• **STATED TASK**
Copy, in full, each line of the material that holds the word "illis".
====== TASK INPUTS
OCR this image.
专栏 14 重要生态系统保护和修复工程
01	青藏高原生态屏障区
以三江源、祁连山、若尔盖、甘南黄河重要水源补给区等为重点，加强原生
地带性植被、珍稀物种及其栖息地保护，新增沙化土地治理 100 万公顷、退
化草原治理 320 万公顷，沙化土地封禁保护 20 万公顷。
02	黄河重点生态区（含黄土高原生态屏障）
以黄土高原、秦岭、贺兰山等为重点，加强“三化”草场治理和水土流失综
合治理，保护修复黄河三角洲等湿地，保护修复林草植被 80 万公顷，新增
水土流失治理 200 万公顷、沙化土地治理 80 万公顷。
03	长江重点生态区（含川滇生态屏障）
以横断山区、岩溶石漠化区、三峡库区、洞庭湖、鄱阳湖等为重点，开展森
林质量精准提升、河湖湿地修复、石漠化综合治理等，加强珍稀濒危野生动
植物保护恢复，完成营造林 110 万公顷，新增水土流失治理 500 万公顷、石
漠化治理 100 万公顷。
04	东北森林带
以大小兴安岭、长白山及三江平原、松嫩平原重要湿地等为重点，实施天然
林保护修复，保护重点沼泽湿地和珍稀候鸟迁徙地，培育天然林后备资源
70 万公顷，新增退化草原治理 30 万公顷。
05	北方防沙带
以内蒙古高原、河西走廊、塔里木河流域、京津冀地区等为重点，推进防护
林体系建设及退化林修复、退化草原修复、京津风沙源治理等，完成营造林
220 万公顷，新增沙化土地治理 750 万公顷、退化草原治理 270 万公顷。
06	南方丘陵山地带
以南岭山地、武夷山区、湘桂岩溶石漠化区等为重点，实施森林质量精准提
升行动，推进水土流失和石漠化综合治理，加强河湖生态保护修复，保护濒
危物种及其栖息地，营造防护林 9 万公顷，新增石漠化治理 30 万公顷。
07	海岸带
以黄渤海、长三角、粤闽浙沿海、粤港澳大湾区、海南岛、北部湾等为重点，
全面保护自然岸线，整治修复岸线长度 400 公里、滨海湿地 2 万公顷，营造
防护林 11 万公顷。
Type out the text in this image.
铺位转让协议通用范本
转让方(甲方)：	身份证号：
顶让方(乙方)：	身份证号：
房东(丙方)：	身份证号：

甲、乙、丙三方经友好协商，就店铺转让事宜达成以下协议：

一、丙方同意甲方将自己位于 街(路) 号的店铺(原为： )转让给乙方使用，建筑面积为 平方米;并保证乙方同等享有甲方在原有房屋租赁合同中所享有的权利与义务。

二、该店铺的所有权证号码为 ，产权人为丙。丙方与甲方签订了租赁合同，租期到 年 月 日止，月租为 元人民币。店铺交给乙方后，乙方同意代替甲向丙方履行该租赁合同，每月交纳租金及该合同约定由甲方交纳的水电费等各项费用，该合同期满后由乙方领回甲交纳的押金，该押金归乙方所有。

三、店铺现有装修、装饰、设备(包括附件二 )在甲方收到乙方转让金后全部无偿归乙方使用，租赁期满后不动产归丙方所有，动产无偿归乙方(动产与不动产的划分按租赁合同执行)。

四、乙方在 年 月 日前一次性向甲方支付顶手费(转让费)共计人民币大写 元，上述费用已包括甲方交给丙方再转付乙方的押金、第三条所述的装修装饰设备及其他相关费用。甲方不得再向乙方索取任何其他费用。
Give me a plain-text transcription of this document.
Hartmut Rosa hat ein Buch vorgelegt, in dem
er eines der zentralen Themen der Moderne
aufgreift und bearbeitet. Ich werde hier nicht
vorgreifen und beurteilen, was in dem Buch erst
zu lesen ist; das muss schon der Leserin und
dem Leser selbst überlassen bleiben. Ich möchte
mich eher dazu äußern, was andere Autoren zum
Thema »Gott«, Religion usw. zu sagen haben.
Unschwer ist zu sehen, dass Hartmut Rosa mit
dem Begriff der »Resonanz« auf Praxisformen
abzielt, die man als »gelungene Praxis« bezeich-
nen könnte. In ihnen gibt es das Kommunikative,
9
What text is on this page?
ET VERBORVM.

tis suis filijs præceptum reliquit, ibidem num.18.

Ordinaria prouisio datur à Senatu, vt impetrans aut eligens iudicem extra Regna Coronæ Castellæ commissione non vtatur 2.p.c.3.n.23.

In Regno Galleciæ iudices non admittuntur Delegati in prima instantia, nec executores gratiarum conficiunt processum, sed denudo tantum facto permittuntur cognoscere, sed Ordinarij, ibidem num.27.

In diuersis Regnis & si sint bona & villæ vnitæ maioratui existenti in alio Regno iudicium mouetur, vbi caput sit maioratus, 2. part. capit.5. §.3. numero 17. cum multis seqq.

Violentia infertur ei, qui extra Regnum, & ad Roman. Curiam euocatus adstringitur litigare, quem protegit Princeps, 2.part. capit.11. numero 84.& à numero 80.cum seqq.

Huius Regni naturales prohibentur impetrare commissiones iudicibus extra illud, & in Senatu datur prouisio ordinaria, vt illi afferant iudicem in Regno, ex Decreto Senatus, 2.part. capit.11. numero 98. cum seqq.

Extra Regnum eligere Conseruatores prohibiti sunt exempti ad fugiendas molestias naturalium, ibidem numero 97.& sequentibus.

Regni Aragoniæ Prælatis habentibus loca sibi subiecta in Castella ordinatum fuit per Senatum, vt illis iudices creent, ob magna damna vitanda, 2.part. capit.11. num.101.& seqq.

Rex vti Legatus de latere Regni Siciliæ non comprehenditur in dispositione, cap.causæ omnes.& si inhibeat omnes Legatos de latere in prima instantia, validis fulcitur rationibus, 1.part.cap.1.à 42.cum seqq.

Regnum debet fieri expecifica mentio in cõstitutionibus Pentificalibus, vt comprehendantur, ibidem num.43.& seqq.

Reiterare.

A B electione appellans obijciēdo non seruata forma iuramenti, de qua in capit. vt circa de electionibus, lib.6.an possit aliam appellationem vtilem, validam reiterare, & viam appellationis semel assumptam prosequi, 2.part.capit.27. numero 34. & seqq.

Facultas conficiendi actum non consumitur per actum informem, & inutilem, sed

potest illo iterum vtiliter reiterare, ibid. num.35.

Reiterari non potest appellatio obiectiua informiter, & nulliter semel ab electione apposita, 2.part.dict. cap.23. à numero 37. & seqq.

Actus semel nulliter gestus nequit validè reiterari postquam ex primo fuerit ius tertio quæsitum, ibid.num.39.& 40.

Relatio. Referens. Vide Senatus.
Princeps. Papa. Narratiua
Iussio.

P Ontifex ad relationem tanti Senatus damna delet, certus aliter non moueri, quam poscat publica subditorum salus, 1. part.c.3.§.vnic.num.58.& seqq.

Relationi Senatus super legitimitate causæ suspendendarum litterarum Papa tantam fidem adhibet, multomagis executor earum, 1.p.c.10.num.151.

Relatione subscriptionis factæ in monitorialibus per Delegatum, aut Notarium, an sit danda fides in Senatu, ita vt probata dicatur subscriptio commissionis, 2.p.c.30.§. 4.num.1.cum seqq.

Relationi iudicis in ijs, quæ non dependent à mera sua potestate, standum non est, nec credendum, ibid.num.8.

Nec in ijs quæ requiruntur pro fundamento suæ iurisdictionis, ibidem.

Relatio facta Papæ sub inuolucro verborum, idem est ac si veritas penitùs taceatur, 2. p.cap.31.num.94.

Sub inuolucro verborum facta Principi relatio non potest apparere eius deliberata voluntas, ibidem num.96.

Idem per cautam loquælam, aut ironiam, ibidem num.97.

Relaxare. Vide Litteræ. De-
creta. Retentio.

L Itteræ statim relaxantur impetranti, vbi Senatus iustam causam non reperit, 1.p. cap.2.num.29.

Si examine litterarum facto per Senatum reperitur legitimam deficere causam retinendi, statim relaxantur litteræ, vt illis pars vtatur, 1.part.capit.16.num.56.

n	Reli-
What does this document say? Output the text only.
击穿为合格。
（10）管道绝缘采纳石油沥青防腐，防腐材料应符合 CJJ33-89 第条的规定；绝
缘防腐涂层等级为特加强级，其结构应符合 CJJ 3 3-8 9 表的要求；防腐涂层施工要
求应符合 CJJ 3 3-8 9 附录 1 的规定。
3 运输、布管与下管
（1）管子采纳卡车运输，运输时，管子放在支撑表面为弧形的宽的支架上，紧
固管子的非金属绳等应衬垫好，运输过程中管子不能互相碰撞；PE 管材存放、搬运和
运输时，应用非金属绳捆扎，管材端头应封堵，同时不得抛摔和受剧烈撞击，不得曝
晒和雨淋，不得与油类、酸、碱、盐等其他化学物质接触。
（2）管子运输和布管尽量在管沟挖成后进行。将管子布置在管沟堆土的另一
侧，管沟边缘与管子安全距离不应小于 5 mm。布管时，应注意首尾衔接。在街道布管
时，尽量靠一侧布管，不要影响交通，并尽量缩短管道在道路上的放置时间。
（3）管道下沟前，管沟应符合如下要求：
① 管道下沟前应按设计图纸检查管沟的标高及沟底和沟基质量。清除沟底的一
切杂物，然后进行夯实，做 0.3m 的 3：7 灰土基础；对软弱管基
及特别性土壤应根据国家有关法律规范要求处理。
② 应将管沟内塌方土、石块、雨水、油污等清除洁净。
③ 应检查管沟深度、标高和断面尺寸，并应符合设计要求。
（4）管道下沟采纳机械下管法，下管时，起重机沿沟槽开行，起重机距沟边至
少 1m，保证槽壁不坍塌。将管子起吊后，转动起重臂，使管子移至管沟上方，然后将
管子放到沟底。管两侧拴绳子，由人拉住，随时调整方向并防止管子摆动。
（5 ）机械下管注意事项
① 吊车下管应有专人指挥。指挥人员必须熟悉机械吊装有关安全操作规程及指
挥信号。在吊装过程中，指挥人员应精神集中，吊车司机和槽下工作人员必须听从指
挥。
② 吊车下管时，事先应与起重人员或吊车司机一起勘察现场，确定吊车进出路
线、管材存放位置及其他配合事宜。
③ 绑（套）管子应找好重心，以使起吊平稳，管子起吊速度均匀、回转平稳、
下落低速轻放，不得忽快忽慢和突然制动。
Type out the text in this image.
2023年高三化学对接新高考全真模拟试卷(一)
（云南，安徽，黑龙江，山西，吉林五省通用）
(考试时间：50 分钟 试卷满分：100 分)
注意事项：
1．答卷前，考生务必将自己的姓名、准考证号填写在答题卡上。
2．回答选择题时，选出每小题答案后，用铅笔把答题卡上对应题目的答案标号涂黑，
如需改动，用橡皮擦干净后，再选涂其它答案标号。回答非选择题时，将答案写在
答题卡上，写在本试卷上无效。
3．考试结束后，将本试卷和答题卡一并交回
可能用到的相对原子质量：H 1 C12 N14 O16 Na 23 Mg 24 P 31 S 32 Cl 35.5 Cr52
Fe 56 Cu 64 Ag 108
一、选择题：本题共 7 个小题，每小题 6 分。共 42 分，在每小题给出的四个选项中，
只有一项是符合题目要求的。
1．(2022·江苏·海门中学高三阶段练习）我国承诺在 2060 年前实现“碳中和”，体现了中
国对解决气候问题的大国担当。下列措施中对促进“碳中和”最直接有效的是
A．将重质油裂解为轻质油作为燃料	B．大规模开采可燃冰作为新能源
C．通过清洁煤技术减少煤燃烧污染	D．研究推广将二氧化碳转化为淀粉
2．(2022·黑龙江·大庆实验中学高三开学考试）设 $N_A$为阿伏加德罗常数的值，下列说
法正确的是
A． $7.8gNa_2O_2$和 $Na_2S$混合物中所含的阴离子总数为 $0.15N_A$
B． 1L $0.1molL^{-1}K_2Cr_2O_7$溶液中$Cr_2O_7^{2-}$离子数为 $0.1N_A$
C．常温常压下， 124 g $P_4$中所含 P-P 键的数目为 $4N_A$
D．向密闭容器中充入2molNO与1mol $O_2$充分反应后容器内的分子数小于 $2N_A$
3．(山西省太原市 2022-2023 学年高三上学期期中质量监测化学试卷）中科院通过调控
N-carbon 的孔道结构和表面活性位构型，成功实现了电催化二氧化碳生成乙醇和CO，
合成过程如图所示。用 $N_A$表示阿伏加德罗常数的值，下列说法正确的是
============
• **RESULT**
Regni Aragoniæ Prælatis habentibus loca sibi subiecta in Castella ordinatum fuit per Senatum, vt illis iudices creent, ob magna damna vitanda, 2.part. capit.11. num.101.& seqq.
Si examine litterarum facto per Senatum reperitur legitimam deficere causam retinendi, statim relaxantur litteræ, vt illis pars vtatur, 1.part.capit.16.num.56.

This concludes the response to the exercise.